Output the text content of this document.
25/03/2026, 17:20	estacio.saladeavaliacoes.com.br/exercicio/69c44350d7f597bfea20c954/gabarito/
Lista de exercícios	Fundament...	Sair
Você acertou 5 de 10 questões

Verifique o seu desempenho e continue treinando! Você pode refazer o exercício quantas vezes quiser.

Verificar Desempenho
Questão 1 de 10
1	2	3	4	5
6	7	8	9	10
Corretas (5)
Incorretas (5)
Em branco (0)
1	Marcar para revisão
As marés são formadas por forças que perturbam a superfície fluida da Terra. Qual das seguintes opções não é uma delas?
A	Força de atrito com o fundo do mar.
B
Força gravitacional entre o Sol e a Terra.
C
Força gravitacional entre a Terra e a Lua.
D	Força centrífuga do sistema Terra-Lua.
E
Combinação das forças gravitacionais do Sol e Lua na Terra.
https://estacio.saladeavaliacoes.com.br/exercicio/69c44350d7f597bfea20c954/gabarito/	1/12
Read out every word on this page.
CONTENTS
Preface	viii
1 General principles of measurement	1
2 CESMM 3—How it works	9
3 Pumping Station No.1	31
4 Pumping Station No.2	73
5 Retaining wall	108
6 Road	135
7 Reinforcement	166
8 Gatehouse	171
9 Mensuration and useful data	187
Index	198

* * *

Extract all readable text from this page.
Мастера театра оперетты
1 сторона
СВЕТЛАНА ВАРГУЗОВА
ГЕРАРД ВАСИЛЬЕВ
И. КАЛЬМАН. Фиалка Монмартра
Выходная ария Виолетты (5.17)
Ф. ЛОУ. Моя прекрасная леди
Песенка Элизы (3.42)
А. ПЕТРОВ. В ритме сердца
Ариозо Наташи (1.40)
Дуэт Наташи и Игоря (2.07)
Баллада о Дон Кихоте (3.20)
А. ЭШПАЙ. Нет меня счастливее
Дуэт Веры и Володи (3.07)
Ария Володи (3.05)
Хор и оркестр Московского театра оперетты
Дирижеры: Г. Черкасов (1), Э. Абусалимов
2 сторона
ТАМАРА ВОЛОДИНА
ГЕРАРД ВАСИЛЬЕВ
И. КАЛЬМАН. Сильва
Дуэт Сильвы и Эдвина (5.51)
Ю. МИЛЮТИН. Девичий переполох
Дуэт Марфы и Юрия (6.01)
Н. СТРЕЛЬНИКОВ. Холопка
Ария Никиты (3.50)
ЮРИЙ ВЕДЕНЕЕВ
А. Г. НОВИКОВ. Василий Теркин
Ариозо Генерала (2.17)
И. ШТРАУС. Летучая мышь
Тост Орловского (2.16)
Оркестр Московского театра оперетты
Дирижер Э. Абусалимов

--

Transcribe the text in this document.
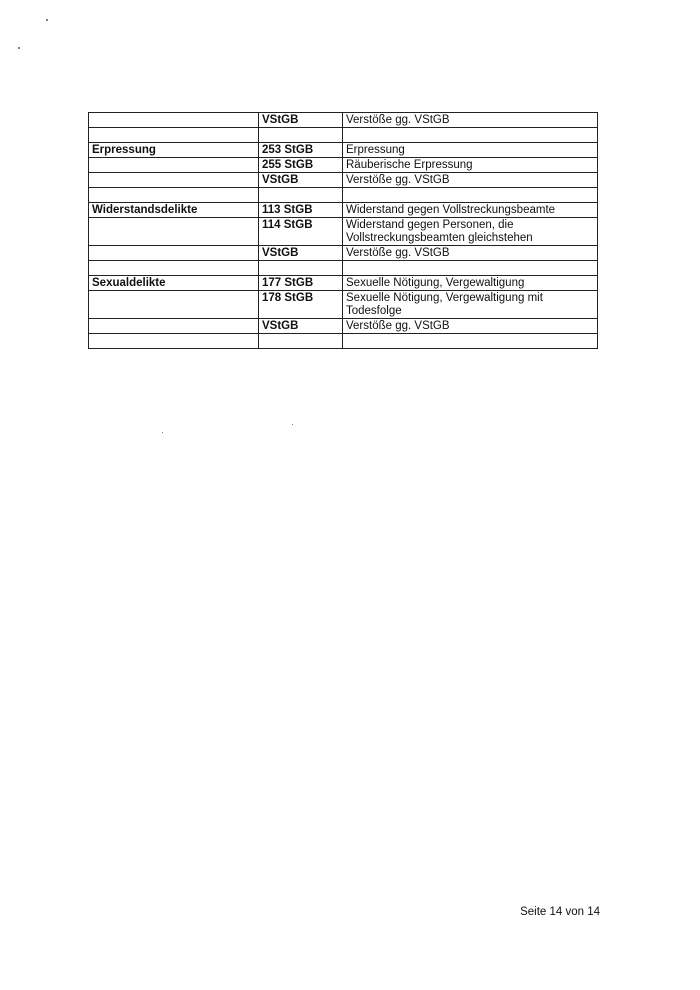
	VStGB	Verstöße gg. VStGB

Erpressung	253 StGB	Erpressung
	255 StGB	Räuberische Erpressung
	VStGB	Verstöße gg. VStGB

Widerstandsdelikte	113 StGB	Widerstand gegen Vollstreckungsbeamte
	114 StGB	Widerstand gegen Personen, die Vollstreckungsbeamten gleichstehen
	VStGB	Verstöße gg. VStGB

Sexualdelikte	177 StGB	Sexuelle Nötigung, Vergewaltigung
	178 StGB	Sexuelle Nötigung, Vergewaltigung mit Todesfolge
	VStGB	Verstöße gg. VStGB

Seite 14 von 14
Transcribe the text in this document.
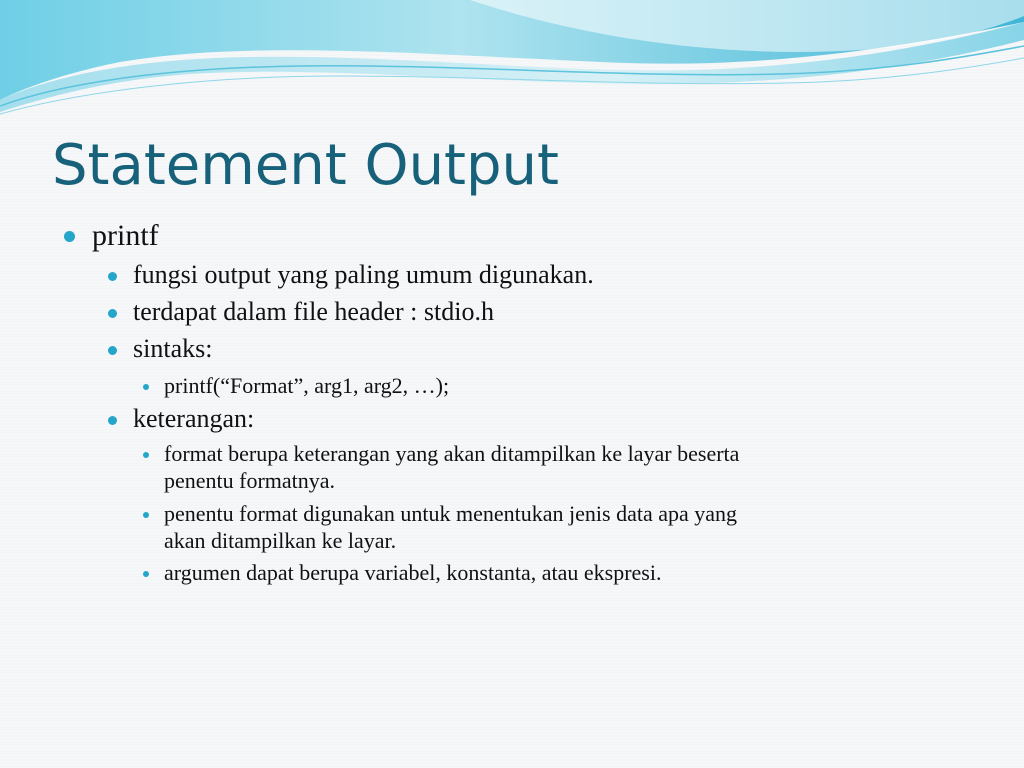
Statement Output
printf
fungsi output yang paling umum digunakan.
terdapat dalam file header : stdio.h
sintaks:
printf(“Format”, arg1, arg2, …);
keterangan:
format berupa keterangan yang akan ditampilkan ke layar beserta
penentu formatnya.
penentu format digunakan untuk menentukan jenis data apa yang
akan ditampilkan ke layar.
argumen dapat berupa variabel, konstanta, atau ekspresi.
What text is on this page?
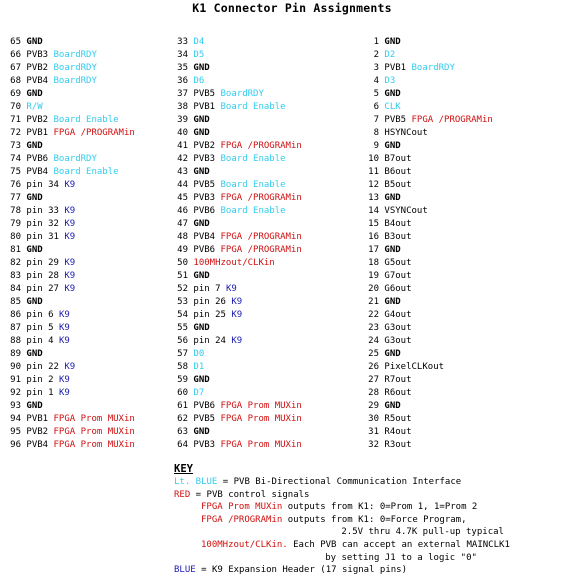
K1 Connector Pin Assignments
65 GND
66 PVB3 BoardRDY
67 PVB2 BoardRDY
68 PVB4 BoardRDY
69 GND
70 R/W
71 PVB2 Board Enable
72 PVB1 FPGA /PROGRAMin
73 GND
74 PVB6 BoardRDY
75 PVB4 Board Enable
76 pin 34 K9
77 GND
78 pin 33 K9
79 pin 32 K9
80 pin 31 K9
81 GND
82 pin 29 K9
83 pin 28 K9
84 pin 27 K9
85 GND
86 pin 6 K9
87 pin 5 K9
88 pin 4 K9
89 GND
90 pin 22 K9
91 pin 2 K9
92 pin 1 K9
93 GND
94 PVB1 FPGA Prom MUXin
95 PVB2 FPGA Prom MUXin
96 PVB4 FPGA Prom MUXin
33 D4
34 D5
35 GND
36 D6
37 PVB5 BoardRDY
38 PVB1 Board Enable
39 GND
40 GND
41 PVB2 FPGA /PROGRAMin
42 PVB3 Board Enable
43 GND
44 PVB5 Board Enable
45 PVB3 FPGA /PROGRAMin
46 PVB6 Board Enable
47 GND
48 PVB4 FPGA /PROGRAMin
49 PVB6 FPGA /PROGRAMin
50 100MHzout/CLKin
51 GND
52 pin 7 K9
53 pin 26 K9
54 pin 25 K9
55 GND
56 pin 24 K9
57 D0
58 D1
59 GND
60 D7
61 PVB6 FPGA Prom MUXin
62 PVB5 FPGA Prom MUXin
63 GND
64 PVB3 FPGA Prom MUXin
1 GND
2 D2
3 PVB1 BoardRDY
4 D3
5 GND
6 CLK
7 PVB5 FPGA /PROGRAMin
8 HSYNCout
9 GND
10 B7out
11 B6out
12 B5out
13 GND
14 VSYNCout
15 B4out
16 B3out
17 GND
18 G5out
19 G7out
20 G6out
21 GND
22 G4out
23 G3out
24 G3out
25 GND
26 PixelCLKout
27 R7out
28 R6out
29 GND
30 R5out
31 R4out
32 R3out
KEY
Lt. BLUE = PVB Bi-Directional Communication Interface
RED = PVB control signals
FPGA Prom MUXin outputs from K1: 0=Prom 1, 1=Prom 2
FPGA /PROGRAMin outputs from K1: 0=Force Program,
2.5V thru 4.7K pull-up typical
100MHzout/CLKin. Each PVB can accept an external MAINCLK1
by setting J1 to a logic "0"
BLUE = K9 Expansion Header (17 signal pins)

Set problem — In the entries above, find each line with the word "text" and copy it.

Exercise response —
Output the text content of this document.
Extract all readable text from this page.
Transcribe the text in this document.
Transcribe the text in this document.
What text is on this page?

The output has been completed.